Data excerpts
═══

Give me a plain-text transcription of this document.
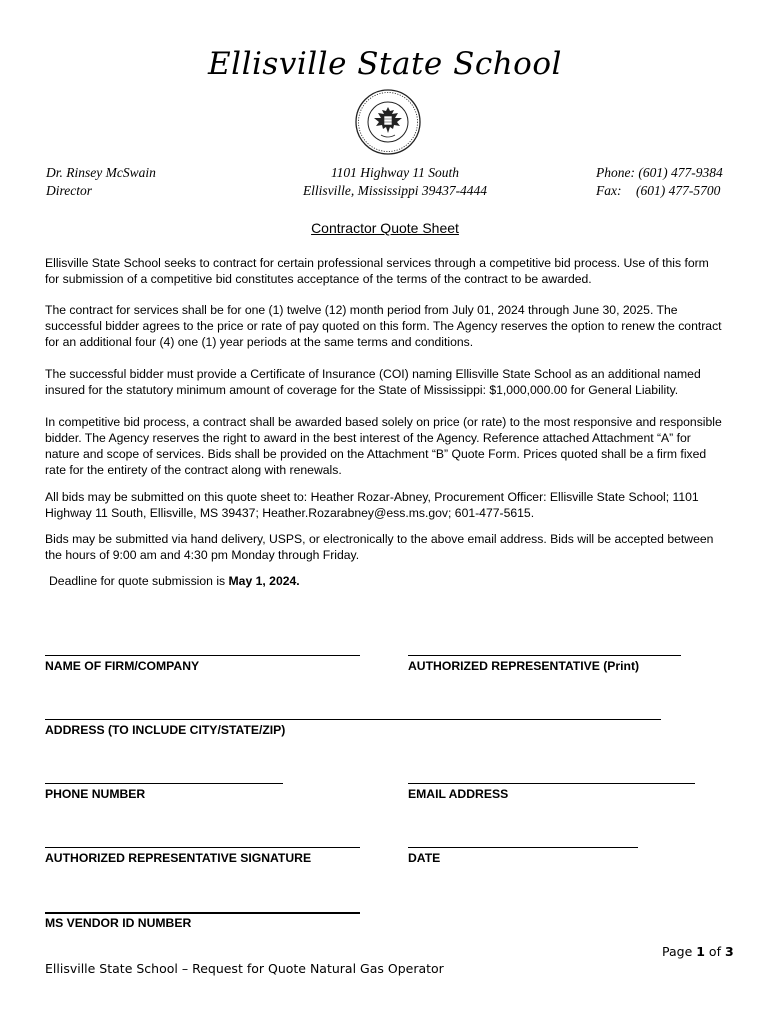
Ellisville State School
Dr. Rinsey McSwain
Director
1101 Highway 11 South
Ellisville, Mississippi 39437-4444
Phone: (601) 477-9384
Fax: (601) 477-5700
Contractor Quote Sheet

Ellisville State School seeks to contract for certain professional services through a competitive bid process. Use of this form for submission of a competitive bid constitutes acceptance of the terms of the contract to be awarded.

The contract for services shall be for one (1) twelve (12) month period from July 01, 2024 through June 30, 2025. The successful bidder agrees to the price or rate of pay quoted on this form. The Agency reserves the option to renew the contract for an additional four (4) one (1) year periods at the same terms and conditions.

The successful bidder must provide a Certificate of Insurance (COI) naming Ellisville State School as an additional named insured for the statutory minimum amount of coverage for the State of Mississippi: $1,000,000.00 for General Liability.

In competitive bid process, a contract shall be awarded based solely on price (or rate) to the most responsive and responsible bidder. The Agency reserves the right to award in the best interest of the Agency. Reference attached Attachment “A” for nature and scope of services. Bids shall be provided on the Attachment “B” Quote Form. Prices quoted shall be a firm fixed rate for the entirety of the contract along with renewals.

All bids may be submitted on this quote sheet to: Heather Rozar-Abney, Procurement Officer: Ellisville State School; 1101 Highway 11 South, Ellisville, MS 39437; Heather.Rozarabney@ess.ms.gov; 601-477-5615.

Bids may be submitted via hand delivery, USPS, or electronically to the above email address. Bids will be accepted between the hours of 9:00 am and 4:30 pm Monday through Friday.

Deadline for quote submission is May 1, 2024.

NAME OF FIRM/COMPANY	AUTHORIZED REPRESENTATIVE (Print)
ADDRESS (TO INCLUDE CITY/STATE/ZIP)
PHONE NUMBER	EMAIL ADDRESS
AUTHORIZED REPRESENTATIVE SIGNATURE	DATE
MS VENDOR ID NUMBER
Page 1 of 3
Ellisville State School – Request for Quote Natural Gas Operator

═══

__EXERCISE DIRECTIONS__: Which lines above contain the word "Highway"? Copy each of them.

__ANSWER BELOW__:
1101 Highway 11 South
All bids may be submitted on this quote sheet to: Heather Rozar-Abney, Procurement Officer: Ellisville State School; 1101 Highway 11 South, Ellisville, MS 39437; Heather.Rozarabney@ess.ms.gov; 601-477-5615.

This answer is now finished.